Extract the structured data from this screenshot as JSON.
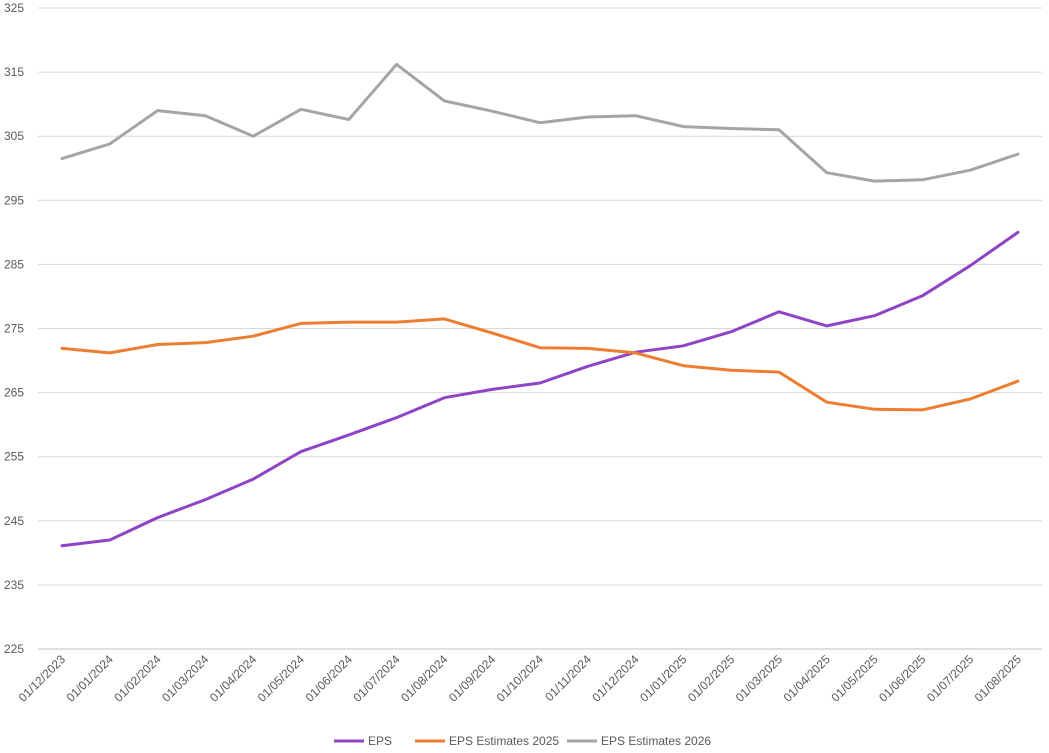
{
  "chart_data": {
    "type": "line",
    "title": "",
    "xlabel": "",
    "ylabel": "",
    "ylim": [
      225,
      325
    ],
    "yticks": [
      225,
      235,
      245,
      255,
      265,
      275,
      285,
      295,
      305,
      315,
      325
    ],
    "grid": true,
    "legend_position": "bottom",
    "categories": [
      "01/12/2023",
      "01/01/2024",
      "01/02/2024",
      "01/03/2024",
      "01/04/2024",
      "01/05/2024",
      "01/06/2024",
      "01/07/2024",
      "01/08/2024",
      "01/09/2024",
      "01/10/2024",
      "01/11/2024",
      "01/12/2024",
      "01/01/2025",
      "01/02/2025",
      "01/03/2025",
      "01/04/2025",
      "01/05/2025",
      "01/06/2025",
      "01/07/2025",
      "01/08/2025"
    ],
    "series": [
      {
        "name": "EPS",
        "color": "#8e44c4",
        "values": [
          241.1,
          242.0,
          245.5,
          248.3,
          251.5,
          255.8,
          258.4,
          261.1,
          264.2,
          265.5,
          266.5,
          269.1,
          271.3,
          272.3,
          274.5,
          277.6,
          275.4,
          277.0,
          280.1,
          284.8,
          290.0
        ]
      },
      {
        "name": "EPS Estimates 2025",
        "color": "#ed7d31",
        "values": [
          271.9,
          271.2,
          272.5,
          272.8,
          273.8,
          275.8,
          276.0,
          276.0,
          276.5,
          274.3,
          272.0,
          271.9,
          271.2,
          269.2,
          268.5,
          268.2,
          263.5,
          262.4,
          262.3,
          264.0,
          266.8
        ]
      },
      {
        "name": "EPS Estimates 2026",
        "color": "#a5a5a5",
        "values": [
          301.5,
          303.8,
          309.0,
          308.2,
          305.0,
          309.2,
          307.6,
          316.2,
          310.5,
          308.9,
          307.1,
          308.0,
          308.2,
          306.5,
          306.2,
          306.0,
          299.3,
          298.0,
          298.2,
          299.7,
          302.2
        ]
      }
    ]
  }
}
+===+
- YOUR OBJECTIVE:
Write out the full set of lines verbatim, without the pictures.

- COMPLETED EXERCISE:
Extract the structured data from this screenshot as JSON.
{
  "chart_data": {
    "type": "line",
    "title": "",
    "xlabel": "",
    "ylabel": "",
    "ylim": [
      225,
      325
    ],
    "yticks": [
      225,
      235,
      245,
      255,
      265,
      275,
      285,
      295,
      305,
      315,
      325
    ],
    "grid": true,
    "legend_position": "bottom",
    "categories": [
      "01/12/2023",
      "01/01/2024",
      "01/02/2024",
      "01/03/2024",
      "01/04/2024",
      "01/05/2024",
      "01/06/2024",
      "01/07/2024",
      "01/08/2024",
      "01/09/2024",
      "01/10/2024",
      "01/11/2024",
      "01/12/2024",
      "01/01/2025",
      "01/02/2025",
      "01/03/2025",
      "01/04/2025",
      "01/05/2025",
      "01/06/2025",
      "01/07/2025",
      "01/08/2025"
    ],
    "series": [
      {
        "name": "EPS",
        "color": "#8e44c4",
        "values": [
          241.1,
          242.0,
          245.5,
          248.3,
          251.5,
          255.8,
          258.4,
          261.1,
          264.2,
          265.5,
          266.5,
          269.1,
          271.3,
          272.3,
          274.5,
          277.6,
          275.4,
          277.0,
          280.1,
          284.8,
          290.0
        ]
      },
      {
        "name": "EPS Estimates 2025",
        "color": "#ed7d31",
        "values": [
          271.9,
          271.2,
          272.5,
          272.8,
          273.8,
          275.8,
          276.0,
          276.0,
          276.5,
          274.3,
          272.0,
          271.9,
          271.2,
          269.2,
          268.5,
          268.2,
          263.5,
          262.4,
          262.3,
          264.0,
          266.8
        ]
      },
      {
        "name": "EPS Estimates 2026",
        "color": "#a5a5a5",
        "values": [
          301.5,
          303.8,
          309.0,
          308.2,
          305.0,
          309.2,
          307.6,
          316.2,
          310.5,
          308.9,
          307.1,
          308.0,
          308.2,
          306.5,
          306.2,
          306.0,
          299.3,
          298.0,
          298.2,
          299.7,
          302.2
        ]
      }
    ]
  }
}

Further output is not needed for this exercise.